TASK GOAL
Restate, word for word, all of the material shown below.

DATA LINES
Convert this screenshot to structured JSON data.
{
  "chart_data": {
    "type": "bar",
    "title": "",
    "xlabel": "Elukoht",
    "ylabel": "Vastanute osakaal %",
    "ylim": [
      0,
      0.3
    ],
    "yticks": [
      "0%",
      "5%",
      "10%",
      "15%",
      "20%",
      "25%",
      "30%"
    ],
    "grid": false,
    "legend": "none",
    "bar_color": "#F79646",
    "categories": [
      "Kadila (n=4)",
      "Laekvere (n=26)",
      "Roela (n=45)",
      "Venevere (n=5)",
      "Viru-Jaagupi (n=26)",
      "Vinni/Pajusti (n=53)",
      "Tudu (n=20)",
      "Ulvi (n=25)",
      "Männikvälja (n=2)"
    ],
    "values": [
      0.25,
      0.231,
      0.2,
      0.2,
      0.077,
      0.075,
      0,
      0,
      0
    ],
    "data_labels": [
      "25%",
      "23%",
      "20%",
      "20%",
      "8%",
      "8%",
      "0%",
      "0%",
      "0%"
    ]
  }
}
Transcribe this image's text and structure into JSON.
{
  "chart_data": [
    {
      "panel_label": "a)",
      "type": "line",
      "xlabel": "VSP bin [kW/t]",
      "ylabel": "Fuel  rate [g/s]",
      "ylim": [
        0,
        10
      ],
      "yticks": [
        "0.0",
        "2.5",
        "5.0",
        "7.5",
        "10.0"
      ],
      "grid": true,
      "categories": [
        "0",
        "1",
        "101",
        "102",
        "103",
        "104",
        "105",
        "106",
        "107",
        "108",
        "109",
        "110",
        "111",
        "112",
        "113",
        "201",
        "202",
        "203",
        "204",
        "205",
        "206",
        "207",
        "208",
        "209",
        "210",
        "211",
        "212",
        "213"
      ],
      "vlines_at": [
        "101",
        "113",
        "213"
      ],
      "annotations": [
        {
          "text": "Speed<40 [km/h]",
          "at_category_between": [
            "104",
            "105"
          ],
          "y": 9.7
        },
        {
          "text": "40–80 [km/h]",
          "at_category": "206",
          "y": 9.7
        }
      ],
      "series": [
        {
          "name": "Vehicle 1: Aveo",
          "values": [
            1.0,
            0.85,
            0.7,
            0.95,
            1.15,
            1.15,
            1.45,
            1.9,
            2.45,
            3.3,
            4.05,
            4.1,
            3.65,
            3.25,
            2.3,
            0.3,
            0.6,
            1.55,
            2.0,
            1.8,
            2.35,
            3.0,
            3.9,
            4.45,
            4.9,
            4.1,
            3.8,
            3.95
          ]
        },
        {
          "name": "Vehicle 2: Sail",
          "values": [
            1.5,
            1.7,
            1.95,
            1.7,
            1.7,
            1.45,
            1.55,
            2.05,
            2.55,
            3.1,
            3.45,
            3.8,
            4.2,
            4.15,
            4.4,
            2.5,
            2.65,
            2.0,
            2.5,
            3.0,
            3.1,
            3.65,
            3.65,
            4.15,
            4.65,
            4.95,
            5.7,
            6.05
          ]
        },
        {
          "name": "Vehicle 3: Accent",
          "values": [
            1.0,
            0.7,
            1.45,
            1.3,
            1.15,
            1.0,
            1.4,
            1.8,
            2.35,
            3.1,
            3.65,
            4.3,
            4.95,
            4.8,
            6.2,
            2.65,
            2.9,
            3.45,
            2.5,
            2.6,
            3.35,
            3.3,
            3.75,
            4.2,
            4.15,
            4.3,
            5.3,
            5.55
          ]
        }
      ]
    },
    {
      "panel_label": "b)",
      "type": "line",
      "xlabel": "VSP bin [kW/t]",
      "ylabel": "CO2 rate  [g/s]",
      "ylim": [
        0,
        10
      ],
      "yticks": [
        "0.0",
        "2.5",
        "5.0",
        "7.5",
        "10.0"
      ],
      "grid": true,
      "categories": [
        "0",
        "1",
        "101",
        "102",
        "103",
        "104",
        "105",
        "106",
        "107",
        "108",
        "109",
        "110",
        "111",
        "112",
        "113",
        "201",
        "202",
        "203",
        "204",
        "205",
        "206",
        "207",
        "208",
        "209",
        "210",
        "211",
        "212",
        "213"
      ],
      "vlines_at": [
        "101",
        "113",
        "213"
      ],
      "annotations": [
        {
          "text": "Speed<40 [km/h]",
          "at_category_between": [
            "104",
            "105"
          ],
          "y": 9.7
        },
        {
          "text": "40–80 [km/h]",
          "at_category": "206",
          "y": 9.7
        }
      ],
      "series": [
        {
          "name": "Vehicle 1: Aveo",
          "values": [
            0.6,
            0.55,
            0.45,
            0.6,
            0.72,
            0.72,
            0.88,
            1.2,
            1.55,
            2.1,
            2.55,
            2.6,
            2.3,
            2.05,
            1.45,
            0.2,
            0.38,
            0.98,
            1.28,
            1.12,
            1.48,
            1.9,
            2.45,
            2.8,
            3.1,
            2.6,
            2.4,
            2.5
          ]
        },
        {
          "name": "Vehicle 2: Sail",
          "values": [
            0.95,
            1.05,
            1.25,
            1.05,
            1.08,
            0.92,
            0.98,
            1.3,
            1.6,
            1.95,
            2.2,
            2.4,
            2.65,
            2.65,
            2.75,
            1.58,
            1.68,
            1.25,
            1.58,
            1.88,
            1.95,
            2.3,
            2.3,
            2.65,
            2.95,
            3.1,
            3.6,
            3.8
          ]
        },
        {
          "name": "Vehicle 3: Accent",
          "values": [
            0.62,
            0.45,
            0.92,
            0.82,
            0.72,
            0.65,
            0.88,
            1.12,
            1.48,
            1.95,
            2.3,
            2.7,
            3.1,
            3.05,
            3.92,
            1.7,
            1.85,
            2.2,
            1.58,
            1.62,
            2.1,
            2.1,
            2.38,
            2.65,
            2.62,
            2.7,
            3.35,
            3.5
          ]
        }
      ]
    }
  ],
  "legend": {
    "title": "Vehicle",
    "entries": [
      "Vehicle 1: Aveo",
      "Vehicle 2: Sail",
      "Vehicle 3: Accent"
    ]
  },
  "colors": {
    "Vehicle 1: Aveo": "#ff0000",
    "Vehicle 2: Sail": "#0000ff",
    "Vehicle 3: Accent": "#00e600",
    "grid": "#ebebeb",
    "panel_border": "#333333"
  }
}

OUTPUT FOR THIS EXERCISE
Convert this screenshot to structured JSON data.
{
  "chart_data": {
    "type": "bar",
    "title": "",
    "xlabel": "Elukoht",
    "ylabel": "Vastanute osakaal %",
    "ylim": [
      0,
      0.3
    ],
    "yticks": [
      "0%",
      "5%",
      "10%",
      "15%",
      "20%",
      "25%",
      "30%"
    ],
    "grid": false,
    "legend": "none",
    "bar_color": "#F79646",
    "categories": [
      "Kadila (n=4)",
      "Laekvere (n=26)",
      "Roela (n=45)",
      "Venevere (n=5)",
      "Viru-Jaagupi (n=26)",
      "Vinni/Pajusti (n=53)",
      "Tudu (n=20)",
      "Ulvi (n=25)",
      "Männikvälja (n=2)"
    ],
    "values": [
      0.25,
      0.231,
      0.2,
      0.2,
      0.077,
      0.075,
      0,
      0,
      0
    ],
    "data_labels": [
      "25%",
      "23%",
      "20%",
      "20%",
      "8%",
      "8%",
      "0%",
      "0%",
      "0%"
    ]
  }
}
Transcribe this image's text and structure into JSON.
{
  "chart_data": [
    {
      "panel_label": "a)",
      "type": "line",
      "xlabel": "VSP bin [kW/t]",
      "ylabel": "Fuel  rate [g/s]",
      "ylim": [
        0,
        10
      ],
      "yticks": [
        "0.0",
        "2.5",
        "5.0",
        "7.5",
        "10.0"
      ],
      "grid": true,
      "categories": [
        "0",
        "1",
        "101",
        "102",
        "103",
        "104",
        "105",
        "106",
        "107",
        "108",
        "109",
        "110",
        "111",
        "112",
        "113",
        "201",
        "202",
        "203",
        "204",
        "205",
        "206",
        "207",
        "208",
        "209",
        "210",
        "211",
        "212",
        "213"
      ],
      "vlines_at": [
        "101",
        "113",
        "213"
      ],
      "annotations": [
        {
          "text": "Speed<40 [km/h]",
          "at_category_between": [
            "104",
            "105"
          ],
          "y": 9.7
        },
        {
          "text": "40–80 [km/h]",
          "at_category": "206",
          "y": 9.7
        }
      ],
      "series": [
        {
          "name": "Vehicle 1: Aveo",
          "values": [
            1.0,
            0.85,
            0.7,
            0.95,
            1.15,
            1.15,
            1.45,
            1.9,
            2.45,
            3.3,
            4.05,
            4.1,
            3.65,
            3.25,
            2.3,
            0.3,
            0.6,
            1.55,
            2.0,
            1.8,
            2.35,
            3.0,
            3.9,
            4.45,
            4.9,
            4.1,
            3.8,
            3.95
          ]
        },
        {
          "name": "Vehicle 2: Sail",
          "values": [
            1.5,
            1.7,
            1.95,
            1.7,
            1.7,
            1.45,
            1.55,
            2.05,
            2.55,
            3.1,
            3.45,
            3.8,
            4.2,
            4.15,
            4.4,
            2.5,
            2.65,
            2.0,
            2.5,
            3.0,
            3.1,
            3.65,
            3.65,
            4.15,
            4.65,
            4.95,
            5.7,
            6.05
          ]
        },
        {
          "name": "Vehicle 3: Accent",
          "values": [
            1.0,
            0.7,
            1.45,
            1.3,
            1.15,
            1.0,
            1.4,
            1.8,
            2.35,
            3.1,
            3.65,
            4.3,
            4.95,
            4.8,
            6.2,
            2.65,
            2.9,
            3.45,
            2.5,
            2.6,
            3.35,
            3.3,
            3.75,
            4.2,
            4.15,
            4.3,
            5.3,
            5.55
          ]
        }
      ]
    },
    {
      "panel_label": "b)",
      "type": "line",
      "xlabel": "VSP bin [kW/t]",
      "ylabel": "CO2 rate  [g/s]",
      "ylim": [
        0,
        10
      ],
      "yticks": [
        "0.0",
        "2.5",
        "5.0",
        "7.5",
        "10.0"
      ],
      "grid": true,
      "categories": [
        "0",
        "1",
        "101",
        "102",
        "103",
        "104",
        "105",
        "106",
        "107",
        "108",
        "109",
        "110",
        "111",
        "112",
        "113",
        "201",
        "202",
        "203",
        "204",
        "205",
        "206",
        "207",
        "208",
        "209",
        "210",
        "211",
        "212",
        "213"
      ],
      "vlines_at": [
        "101",
        "113",
        "213"
      ],
      "annotations": [
        {
          "text": "Speed<40 [km/h]",
          "at_category_between": [
            "104",
            "105"
          ],
          "y": 9.7
        },
        {
          "text": "40–80 [km/h]",
          "at_category": "206",
          "y": 9.7
        }
      ],
      "series": [
        {
          "name": "Vehicle 1: Aveo",
          "values": [
            0.6,
            0.55,
            0.45,
            0.6,
            0.72,
            0.72,
            0.88,
            1.2,
            1.55,
            2.1,
            2.55,
            2.6,
            2.3,
            2.05,
            1.45,
            0.2,
            0.38,
            0.98,
            1.28,
            1.12,
            1.48,
            1.9,
            2.45,
            2.8,
            3.1,
            2.6,
            2.4,
            2.5
          ]
        },
        {
          "name": "Vehicle 2: Sail",
          "values": [
            0.95,
            1.05,
            1.25,
            1.05,
            1.08,
            0.92,
            0.98,
            1.3,
            1.6,
            1.95,
            2.2,
            2.4,
            2.65,
            2.65,
            2.75,
            1.58,
            1.68,
            1.25,
            1.58,
            1.88,
            1.95,
            2.3,
            2.3,
            2.65,
            2.95,
            3.1,
            3.6,
            3.8
          ]
        },
        {
          "name": "Vehicle 3: Accent",
          "values": [
            0.62,
            0.45,
            0.92,
            0.82,
            0.72,
            0.65,
            0.88,
            1.12,
            1.48,
            1.95,
            2.3,
            2.7,
            3.1,
            3.05,
            3.92,
            1.7,
            1.85,
            2.2,
            1.58,
            1.62,
            2.1,
            2.1,
            2.38,
            2.65,
            2.62,
            2.7,
            3.35,
            3.5
          ]
        }
      ]
    }
  ],
  "legend": {
    "title": "Vehicle",
    "entries": [
      "Vehicle 1: Aveo",
      "Vehicle 2: Sail",
      "Vehicle 3: Accent"
    ]
  },
  "colors": {
    "Vehicle 1: Aveo": "#ff0000",
    "Vehicle 2: Sail": "#0000ff",
    "Vehicle 3: Accent": "#00e600",
    "grid": "#ebebeb",
    "panel_border": "#333333"
  }
}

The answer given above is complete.